#### Prompt:
Among the lines below, count those containing the word "Fresh". Give the number only.
━━━━━ Materials provided
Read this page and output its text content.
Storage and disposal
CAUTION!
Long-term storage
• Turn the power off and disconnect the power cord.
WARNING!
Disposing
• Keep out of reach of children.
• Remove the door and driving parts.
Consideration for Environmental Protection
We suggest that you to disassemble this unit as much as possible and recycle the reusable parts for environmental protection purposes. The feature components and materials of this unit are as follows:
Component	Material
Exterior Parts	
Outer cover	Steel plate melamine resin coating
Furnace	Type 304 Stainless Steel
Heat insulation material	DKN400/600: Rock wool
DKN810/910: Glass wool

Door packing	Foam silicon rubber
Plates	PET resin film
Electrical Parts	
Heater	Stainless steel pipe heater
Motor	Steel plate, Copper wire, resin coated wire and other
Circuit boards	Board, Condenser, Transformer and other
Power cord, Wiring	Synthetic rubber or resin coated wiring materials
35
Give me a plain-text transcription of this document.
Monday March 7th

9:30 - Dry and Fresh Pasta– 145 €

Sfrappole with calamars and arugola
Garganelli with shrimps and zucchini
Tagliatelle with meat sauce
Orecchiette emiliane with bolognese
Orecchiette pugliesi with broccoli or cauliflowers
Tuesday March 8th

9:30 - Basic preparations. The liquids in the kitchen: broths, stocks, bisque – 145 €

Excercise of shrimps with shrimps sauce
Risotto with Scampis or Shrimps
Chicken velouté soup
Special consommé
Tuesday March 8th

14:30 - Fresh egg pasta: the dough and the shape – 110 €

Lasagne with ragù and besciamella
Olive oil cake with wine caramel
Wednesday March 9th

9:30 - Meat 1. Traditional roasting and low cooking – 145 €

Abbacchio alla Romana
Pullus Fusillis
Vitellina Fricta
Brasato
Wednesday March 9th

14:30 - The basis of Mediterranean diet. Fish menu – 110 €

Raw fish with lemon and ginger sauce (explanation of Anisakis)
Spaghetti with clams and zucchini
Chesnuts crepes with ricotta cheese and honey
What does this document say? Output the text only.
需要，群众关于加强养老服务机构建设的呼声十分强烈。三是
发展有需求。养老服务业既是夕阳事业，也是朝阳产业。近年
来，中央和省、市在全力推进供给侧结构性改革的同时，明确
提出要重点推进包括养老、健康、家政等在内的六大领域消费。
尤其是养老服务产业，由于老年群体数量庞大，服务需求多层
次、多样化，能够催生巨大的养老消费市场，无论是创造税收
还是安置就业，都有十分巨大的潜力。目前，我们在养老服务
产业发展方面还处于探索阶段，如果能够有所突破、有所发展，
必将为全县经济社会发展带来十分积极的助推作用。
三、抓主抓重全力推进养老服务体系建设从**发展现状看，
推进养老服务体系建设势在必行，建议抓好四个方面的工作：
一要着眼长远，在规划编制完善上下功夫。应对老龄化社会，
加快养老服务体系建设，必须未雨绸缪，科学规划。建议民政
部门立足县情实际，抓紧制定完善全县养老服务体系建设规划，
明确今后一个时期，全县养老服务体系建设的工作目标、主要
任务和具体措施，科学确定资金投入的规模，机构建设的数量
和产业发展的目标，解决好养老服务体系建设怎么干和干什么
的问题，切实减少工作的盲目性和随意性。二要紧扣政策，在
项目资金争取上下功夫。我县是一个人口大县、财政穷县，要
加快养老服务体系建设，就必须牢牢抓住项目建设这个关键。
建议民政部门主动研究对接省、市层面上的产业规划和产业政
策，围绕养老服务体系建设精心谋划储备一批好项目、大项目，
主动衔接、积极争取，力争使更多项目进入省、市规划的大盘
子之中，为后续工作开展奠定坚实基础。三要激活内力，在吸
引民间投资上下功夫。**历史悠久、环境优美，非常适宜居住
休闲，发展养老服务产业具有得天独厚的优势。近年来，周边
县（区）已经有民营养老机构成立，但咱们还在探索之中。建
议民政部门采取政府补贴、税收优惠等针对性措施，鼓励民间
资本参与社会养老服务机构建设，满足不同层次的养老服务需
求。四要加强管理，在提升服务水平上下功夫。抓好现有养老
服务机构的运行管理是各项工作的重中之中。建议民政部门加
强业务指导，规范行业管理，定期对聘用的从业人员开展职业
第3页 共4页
━━━━━━━━━━
#### The completed task:
2